In the material below, list every line carrying the string "type".
===== Input data =====
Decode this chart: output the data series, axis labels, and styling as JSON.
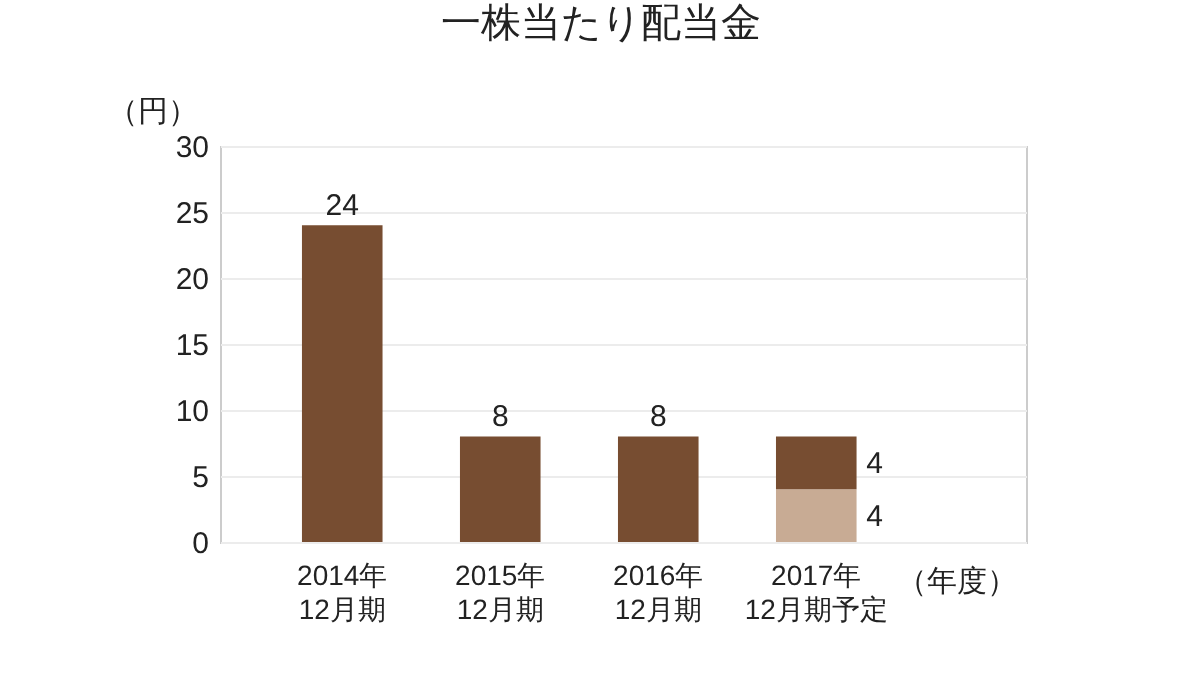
{
  "chart_data": {
    "type": "bar",
    "title": "一株当たり配当金",
    "ylabel": "（円）",
    "xlabel": "（年度）",
    "categories": [
      "2014年\n12月期",
      "2015年\n12月期",
      "2016年\n12月期",
      "2017年\n12月期予定"
    ],
    "stacked": true,
    "series": [
      {
        "color": "#c8ab94",
        "values": [
          null,
          null,
          null,
          4
        ]
      },
      {
        "color": "#774d31",
        "values": [
          24,
          8,
          8,
          4
        ]
      }
    ],
    "ylim": [
      0,
      30
    ],
    "yticks": [
      0,
      5,
      10,
      15,
      20,
      25,
      30
    ],
    "grid": "y",
    "data_labels": true,
    "legend": false
  }
}
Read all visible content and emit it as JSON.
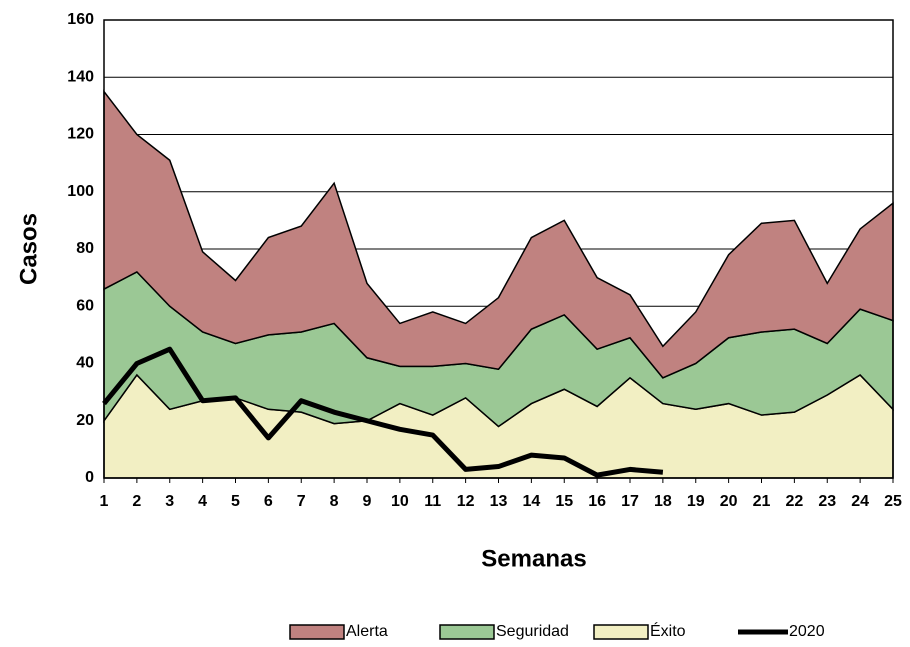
{
  "chart_data": {
    "type": "stacked_area",
    "xlabel": "Semanas",
    "ylabel": "Casos",
    "x": [
      1,
      2,
      3,
      4,
      5,
      6,
      7,
      8,
      9,
      10,
      11,
      12,
      13,
      14,
      15,
      16,
      17,
      18,
      19,
      20,
      21,
      22,
      23,
      24,
      25
    ],
    "xlim": [
      1,
      25
    ],
    "xticks": [
      1,
      2,
      3,
      4,
      5,
      6,
      7,
      8,
      9,
      10,
      11,
      12,
      13,
      14,
      15,
      16,
      17,
      18,
      19,
      20,
      21,
      22,
      23,
      24,
      25
    ],
    "ylim": [
      0,
      160
    ],
    "yticks": [
      0,
      20,
      40,
      60,
      80,
      100,
      120,
      140,
      160
    ],
    "grid": true,
    "series": [
      {
        "name": "Éxito",
        "color": "#f2efc3",
        "values": [
          20,
          36,
          24,
          27,
          28,
          24,
          23,
          19,
          20,
          26,
          22,
          28,
          18,
          26,
          31,
          25,
          35,
          26,
          24,
          26,
          22,
          23,
          29,
          36,
          24
        ]
      },
      {
        "name": "Seguridad",
        "color": "#9bc895",
        "values": [
          46,
          36,
          36,
          24,
          19,
          26,
          28,
          35,
          22,
          13,
          17,
          12,
          20,
          26,
          26,
          20,
          14,
          9,
          16,
          23,
          29,
          29,
          18,
          23,
          31
        ]
      },
      {
        "name": "Alerta",
        "color": "#c08280",
        "values": [
          69,
          48,
          51,
          28,
          22,
          34,
          37,
          49,
          26,
          15,
          19,
          14,
          25,
          32,
          33,
          25,
          15,
          11,
          18,
          29,
          38,
          38,
          21,
          28,
          41
        ]
      }
    ],
    "line": {
      "name": "2020",
      "color": "#000000",
      "values": [
        26,
        40,
        45,
        27,
        28,
        14,
        27,
        23,
        20,
        17,
        15,
        3,
        4,
        8,
        7,
        1,
        3,
        2,
        null,
        null,
        null,
        null,
        null,
        null,
        null
      ]
    },
    "legend": "bottom"
  }
}
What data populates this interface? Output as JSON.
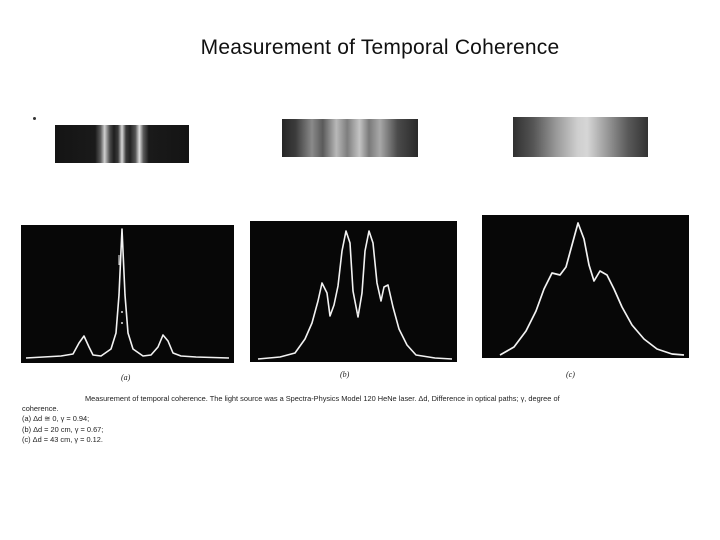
{
  "slide": {
    "title": "Measurement of Temporal Coherence"
  },
  "panels": [
    {
      "label": "(a)"
    },
    {
      "label": "(b)"
    },
    {
      "label": "(c)"
    }
  ],
  "caption": {
    "first": "Measurement of temporal coherence. The light source was a Spectra-Physics Model 120 HeNe laser. Δd, Difference in optical paths; γ, degree of",
    "second": "coherence.",
    "a": "(a) Δd ≅ 0, γ = 0.94;",
    "b": "(b) Δd = 20 cm, γ = 0.67;",
    "c": "(c) Δd = 43 cm, γ = 0.12."
  },
  "colors": {
    "background": "#ffffff",
    "oscilloscope": "#070707",
    "trace": "#f2f2f2"
  }
}
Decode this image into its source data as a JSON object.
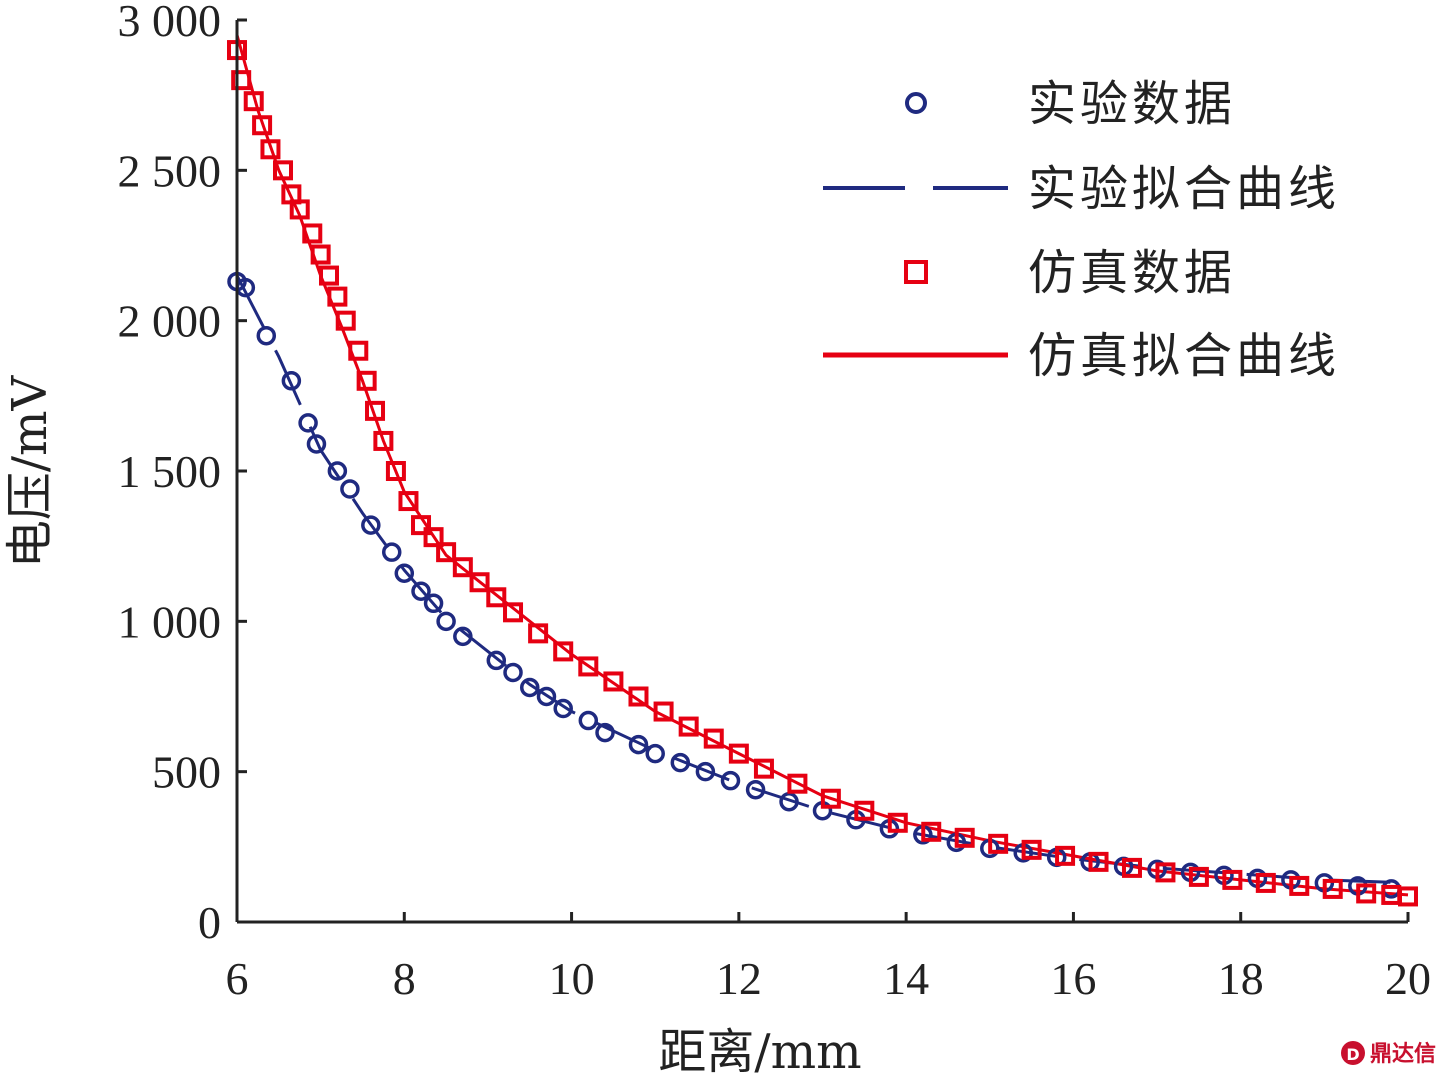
{
  "chart_data": {
    "type": "scatter",
    "title": "",
    "xlabel": "距离/mm",
    "ylabel": "电压/mV",
    "xlim": [
      6,
      20
    ],
    "ylim": [
      0,
      3000
    ],
    "x_ticks": [
      6,
      8,
      10,
      12,
      14,
      16,
      18,
      20
    ],
    "x_tick_labels": [
      "6",
      "8",
      "10",
      "12",
      "14",
      "16",
      "18",
      "20"
    ],
    "y_ticks": [
      0,
      500,
      1000,
      1500,
      2000,
      2500,
      3000
    ],
    "y_tick_labels": [
      "0",
      "500",
      "1 000",
      "1 500",
      "2 000",
      "2 500",
      "3 000"
    ],
    "grid": false,
    "legend_position": "top-right",
    "series": [
      {
        "name": "实验数据",
        "kind": "scatter",
        "marker": "circle",
        "color": "#1f2a80",
        "x": [
          6.0,
          6.1,
          6.35,
          6.65,
          6.85,
          6.95,
          7.2,
          7.35,
          7.6,
          7.85,
          8.0,
          8.2,
          8.35,
          8.5,
          8.7,
          9.1,
          9.3,
          9.5,
          9.7,
          9.9,
          10.2,
          10.4,
          10.8,
          11.0,
          11.3,
          11.6,
          11.9,
          12.2,
          12.6,
          13.0,
          13.4,
          13.8,
          14.2,
          14.6,
          15.0,
          15.4,
          15.8,
          16.2,
          16.6,
          17.0,
          17.4,
          17.8,
          18.2,
          18.6,
          19.0,
          19.4,
          19.8
        ],
        "y": [
          2130,
          2110,
          1950,
          1800,
          1660,
          1590,
          1500,
          1440,
          1320,
          1230,
          1160,
          1100,
          1060,
          1000,
          950,
          870,
          830,
          780,
          750,
          710,
          670,
          630,
          590,
          560,
          530,
          500,
          470,
          440,
          400,
          370,
          340,
          310,
          290,
          265,
          245,
          230,
          215,
          200,
          185,
          175,
          165,
          155,
          145,
          140,
          130,
          120,
          110
        ]
      },
      {
        "name": "实验拟合曲线",
        "kind": "line",
        "dash": "long",
        "color": "#1f2a80",
        "x": [
          6.0,
          6.5,
          7.0,
          7.5,
          8.0,
          8.5,
          9.0,
          9.5,
          10.0,
          11.0,
          12.0,
          13.0,
          14.0,
          15.0,
          16.0,
          17.0,
          18.0,
          19.0,
          20.0
        ],
        "y": [
          2150,
          1880,
          1570,
          1360,
          1170,
          1010,
          900,
          790,
          700,
          570,
          460,
          370,
          300,
          250,
          210,
          180,
          160,
          140,
          130
        ]
      },
      {
        "name": "仿真数据",
        "kind": "scatter",
        "marker": "square",
        "color": "#e60012",
        "x": [
          6.0,
          6.05,
          6.2,
          6.3,
          6.4,
          6.55,
          6.65,
          6.75,
          6.9,
          7.0,
          7.1,
          7.2,
          7.3,
          7.45,
          7.55,
          7.65,
          7.75,
          7.9,
          8.05,
          8.2,
          8.35,
          8.5,
          8.7,
          8.9,
          9.1,
          9.3,
          9.6,
          9.9,
          10.2,
          10.5,
          10.8,
          11.1,
          11.4,
          11.7,
          12.0,
          12.3,
          12.7,
          13.1,
          13.5,
          13.9,
          14.3,
          14.7,
          15.1,
          15.5,
          15.9,
          16.3,
          16.7,
          17.1,
          17.5,
          17.9,
          18.3,
          18.7,
          19.1,
          19.5,
          19.8,
          20.0
        ],
        "y": [
          2900,
          2800,
          2730,
          2650,
          2570,
          2500,
          2420,
          2370,
          2290,
          2220,
          2150,
          2080,
          2000,
          1900,
          1800,
          1700,
          1600,
          1500,
          1400,
          1320,
          1280,
          1230,
          1180,
          1130,
          1080,
          1030,
          960,
          900,
          850,
          800,
          750,
          700,
          650,
          610,
          560,
          510,
          460,
          410,
          370,
          330,
          300,
          280,
          260,
          240,
          220,
          200,
          180,
          165,
          150,
          140,
          130,
          120,
          110,
          95,
          90,
          85
        ]
      },
      {
        "name": "仿真拟合曲线",
        "kind": "line",
        "dash": "solid",
        "color": "#e60012",
        "x": [
          6.0,
          6.25,
          6.5,
          6.75,
          7.0,
          7.25,
          7.5,
          7.75,
          8.0,
          8.5,
          9.0,
          9.5,
          10.0,
          11.0,
          12.0,
          13.0,
          14.0,
          15.0,
          16.0,
          17.0,
          18.0,
          19.0,
          20.0
        ],
        "y": [
          2950,
          2700,
          2500,
          2350,
          2150,
          1980,
          1800,
          1600,
          1430,
          1220,
          1110,
          1000,
          890,
          700,
          560,
          420,
          330,
          270,
          220,
          170,
          140,
          110,
          90
        ]
      }
    ]
  },
  "legend": {
    "items": [
      {
        "label": "实验数据",
        "kind": "circle",
        "color": "#1f2a80"
      },
      {
        "label": "实验拟合曲线",
        "kind": "dash",
        "color": "#1f2a80"
      },
      {
        "label": "仿真数据",
        "kind": "square",
        "color": "#e60012"
      },
      {
        "label": "仿真拟合曲线",
        "kind": "line",
        "color": "#e60012"
      }
    ]
  },
  "watermark": {
    "text": "鼎达信",
    "color": "#c8102e"
  }
}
=====
Complete output.
    "type": "bar",
    "type": "stacked_area",
    "type": "scatter",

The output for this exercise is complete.